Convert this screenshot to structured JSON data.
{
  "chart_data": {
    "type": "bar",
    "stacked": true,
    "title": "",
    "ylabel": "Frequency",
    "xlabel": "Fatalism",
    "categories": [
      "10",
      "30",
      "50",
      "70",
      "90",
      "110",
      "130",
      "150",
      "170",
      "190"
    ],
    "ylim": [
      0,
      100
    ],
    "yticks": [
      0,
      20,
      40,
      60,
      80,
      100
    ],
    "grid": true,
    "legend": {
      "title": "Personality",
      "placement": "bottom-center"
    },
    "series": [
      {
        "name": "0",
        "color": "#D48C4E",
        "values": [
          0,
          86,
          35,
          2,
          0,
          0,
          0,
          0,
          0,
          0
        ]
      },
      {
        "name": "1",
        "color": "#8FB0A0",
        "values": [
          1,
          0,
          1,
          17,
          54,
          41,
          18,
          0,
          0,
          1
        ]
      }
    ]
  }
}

-- -- --

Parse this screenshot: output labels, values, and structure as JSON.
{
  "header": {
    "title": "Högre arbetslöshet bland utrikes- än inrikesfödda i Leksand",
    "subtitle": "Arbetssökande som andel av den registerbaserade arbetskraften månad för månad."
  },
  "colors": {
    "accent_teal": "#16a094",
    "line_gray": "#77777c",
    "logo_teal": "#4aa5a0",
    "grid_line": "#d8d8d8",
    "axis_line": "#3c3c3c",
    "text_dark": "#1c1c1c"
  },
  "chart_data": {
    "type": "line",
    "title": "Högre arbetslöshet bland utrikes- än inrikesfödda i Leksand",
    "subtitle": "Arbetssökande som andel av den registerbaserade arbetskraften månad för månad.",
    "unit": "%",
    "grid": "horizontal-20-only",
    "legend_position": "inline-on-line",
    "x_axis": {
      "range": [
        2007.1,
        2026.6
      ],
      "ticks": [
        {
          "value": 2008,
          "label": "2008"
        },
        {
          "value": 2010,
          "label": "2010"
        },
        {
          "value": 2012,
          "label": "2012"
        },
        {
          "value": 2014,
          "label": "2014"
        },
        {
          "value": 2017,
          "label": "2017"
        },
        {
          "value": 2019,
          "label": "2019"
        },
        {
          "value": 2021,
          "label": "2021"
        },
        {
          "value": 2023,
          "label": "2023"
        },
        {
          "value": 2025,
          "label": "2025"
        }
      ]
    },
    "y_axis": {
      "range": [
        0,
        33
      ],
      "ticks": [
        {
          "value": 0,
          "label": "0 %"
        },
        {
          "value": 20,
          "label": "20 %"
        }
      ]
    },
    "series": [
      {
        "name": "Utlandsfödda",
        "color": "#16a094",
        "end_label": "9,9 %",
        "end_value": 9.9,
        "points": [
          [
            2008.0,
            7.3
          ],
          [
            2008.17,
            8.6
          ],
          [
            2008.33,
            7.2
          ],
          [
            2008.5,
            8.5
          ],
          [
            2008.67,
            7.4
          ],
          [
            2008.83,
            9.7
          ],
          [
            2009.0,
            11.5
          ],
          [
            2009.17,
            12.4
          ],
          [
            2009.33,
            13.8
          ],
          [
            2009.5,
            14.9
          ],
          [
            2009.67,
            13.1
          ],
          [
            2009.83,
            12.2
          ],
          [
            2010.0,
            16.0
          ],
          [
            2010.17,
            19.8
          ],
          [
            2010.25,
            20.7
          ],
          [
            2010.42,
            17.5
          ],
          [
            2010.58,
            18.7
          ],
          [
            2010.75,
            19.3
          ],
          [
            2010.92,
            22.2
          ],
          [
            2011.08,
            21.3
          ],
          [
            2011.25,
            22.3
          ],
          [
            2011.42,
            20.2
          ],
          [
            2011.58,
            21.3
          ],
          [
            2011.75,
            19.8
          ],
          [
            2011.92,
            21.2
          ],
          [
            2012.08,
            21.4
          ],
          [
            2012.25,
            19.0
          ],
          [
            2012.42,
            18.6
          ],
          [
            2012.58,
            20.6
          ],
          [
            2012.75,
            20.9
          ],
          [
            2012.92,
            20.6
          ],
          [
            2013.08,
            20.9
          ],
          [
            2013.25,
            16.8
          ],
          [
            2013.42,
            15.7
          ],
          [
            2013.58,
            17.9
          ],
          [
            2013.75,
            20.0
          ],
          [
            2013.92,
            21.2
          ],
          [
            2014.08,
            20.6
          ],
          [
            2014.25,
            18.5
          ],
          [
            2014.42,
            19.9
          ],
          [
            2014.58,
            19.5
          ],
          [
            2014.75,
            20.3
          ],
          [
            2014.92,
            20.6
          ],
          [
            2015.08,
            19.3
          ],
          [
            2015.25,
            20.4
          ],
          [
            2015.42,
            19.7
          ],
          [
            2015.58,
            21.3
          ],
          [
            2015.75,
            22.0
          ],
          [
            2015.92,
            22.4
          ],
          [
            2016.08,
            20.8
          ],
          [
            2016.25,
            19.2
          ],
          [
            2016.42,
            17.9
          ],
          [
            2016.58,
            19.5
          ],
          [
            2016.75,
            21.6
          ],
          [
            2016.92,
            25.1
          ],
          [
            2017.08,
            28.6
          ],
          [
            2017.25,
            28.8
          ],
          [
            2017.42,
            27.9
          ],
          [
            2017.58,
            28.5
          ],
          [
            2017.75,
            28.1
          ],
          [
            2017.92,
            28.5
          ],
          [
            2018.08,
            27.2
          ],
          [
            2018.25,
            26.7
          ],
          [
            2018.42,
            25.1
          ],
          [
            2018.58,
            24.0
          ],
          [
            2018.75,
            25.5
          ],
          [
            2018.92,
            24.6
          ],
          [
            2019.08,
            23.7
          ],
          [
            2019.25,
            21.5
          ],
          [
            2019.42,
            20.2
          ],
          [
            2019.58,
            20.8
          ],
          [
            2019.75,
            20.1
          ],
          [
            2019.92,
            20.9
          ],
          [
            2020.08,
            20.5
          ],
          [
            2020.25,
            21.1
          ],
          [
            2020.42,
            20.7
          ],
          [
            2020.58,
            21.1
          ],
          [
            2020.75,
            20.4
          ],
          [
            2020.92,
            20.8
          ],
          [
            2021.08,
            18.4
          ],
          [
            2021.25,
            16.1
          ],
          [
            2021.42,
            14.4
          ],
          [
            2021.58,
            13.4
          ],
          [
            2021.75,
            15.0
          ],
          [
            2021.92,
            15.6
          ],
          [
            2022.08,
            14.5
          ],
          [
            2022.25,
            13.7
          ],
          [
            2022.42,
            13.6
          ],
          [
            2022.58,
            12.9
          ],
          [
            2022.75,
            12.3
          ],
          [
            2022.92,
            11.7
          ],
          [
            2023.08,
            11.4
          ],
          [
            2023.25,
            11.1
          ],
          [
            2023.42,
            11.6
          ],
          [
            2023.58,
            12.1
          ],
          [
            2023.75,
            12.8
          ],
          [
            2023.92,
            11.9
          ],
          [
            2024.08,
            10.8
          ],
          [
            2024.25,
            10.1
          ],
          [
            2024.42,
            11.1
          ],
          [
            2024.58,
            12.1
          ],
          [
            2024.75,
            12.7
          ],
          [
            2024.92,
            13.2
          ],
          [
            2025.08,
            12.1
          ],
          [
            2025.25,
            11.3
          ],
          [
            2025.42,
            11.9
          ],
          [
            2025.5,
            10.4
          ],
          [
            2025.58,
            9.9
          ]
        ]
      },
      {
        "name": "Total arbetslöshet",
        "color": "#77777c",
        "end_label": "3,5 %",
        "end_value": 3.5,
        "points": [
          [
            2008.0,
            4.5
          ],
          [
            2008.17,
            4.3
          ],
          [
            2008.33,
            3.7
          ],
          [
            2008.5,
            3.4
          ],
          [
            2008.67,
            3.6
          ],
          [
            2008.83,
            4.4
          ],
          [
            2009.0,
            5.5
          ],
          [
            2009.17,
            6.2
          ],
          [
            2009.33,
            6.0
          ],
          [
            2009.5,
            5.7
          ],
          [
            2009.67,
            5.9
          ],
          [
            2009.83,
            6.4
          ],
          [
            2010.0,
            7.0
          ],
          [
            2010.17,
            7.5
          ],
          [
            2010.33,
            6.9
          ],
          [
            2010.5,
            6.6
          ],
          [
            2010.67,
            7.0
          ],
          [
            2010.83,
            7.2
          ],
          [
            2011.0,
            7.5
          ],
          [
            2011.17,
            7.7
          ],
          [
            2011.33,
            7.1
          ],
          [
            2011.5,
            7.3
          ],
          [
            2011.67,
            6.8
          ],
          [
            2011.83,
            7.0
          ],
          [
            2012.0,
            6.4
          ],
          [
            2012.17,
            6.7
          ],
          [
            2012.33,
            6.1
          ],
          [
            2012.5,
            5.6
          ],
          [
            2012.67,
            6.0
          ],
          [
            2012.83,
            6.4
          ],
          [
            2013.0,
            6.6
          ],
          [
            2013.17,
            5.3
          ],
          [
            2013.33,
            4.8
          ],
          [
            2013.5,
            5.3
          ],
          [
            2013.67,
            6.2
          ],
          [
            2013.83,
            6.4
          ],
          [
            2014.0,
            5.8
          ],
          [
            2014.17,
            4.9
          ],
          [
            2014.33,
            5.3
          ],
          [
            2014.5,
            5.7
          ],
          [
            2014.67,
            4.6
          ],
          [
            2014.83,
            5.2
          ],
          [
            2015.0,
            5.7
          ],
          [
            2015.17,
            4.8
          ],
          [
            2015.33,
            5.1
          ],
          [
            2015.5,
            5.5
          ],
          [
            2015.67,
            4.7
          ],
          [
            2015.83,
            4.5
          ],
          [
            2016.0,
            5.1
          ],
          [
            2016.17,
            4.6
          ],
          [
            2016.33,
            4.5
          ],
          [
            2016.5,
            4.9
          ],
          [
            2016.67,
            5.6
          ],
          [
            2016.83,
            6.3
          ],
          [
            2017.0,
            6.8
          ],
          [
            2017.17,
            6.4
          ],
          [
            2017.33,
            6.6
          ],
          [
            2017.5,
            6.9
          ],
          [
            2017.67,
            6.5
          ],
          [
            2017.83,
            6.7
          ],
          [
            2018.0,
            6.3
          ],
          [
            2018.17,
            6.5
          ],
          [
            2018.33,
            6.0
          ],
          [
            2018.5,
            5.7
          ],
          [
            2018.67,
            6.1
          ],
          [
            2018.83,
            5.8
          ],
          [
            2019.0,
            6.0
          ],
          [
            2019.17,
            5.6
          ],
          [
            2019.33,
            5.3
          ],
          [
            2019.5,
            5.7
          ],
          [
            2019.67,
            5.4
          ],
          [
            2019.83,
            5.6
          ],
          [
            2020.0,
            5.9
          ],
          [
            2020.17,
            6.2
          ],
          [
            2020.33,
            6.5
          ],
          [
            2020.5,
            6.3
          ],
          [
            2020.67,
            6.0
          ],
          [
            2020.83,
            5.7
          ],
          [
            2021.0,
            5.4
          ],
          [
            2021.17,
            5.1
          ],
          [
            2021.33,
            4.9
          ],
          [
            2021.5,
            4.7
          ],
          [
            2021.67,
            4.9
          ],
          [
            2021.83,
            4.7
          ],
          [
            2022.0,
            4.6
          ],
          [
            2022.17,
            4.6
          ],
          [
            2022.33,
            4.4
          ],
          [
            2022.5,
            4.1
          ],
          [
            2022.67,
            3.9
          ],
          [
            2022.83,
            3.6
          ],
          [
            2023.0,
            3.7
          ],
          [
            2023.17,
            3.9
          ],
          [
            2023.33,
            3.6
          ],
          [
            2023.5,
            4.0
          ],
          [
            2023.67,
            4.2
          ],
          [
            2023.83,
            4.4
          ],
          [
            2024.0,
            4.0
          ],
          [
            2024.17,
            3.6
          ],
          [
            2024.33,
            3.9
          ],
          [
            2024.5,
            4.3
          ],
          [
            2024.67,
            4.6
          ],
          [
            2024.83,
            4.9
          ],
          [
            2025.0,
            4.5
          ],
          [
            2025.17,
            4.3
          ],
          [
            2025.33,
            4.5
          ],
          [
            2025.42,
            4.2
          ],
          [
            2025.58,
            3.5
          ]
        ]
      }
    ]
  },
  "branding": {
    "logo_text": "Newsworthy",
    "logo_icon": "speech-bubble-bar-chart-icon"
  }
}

-- -- --

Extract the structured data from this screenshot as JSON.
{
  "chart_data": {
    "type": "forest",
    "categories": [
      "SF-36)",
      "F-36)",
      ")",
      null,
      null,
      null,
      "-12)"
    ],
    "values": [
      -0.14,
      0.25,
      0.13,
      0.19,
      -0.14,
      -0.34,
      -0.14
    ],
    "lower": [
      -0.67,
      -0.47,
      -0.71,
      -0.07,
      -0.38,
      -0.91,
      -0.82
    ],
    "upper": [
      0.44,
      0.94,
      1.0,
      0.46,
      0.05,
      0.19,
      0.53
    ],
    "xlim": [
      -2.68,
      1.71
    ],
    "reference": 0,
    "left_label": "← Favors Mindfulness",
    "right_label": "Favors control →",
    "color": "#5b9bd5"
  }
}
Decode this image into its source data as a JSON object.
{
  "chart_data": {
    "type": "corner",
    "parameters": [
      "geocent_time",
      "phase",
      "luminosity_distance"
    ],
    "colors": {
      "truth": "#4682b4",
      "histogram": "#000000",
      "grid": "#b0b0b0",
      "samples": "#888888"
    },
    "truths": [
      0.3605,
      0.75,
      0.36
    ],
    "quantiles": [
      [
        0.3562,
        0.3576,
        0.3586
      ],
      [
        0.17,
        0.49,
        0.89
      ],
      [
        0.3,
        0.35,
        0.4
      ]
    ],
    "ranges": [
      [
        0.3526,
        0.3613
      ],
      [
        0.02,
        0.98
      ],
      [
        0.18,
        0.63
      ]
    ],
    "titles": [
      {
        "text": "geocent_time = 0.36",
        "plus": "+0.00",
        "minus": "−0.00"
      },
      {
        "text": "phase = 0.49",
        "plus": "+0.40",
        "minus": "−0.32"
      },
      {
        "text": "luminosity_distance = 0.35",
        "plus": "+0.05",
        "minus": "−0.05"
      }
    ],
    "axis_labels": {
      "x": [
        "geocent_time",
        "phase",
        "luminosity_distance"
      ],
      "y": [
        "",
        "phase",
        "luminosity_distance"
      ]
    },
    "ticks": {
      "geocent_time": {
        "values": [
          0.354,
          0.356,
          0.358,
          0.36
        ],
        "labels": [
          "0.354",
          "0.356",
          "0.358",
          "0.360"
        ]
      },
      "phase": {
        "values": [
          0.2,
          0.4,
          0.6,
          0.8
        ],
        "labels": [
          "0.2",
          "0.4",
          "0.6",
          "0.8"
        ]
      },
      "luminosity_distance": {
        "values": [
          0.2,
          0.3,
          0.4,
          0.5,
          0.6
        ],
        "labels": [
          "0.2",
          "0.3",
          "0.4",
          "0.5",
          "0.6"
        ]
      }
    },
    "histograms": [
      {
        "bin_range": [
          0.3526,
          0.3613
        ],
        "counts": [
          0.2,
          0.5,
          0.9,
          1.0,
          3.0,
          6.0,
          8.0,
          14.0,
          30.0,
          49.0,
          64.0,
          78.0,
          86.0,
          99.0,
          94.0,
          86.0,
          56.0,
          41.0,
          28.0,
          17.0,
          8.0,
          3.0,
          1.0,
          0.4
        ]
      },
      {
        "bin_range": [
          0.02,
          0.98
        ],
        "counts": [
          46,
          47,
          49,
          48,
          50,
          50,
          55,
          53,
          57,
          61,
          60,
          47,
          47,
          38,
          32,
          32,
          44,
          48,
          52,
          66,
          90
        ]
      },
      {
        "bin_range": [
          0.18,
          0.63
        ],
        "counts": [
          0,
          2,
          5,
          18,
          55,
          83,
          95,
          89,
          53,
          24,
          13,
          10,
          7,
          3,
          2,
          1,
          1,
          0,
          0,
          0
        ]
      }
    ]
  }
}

-- -- --

# [Challenge]
From the listing above, collect every line that mentions the word "type".

# [Expected output]
    "type": "bar",
    "type": "line",
    "type": "forest",
    "type": "corner",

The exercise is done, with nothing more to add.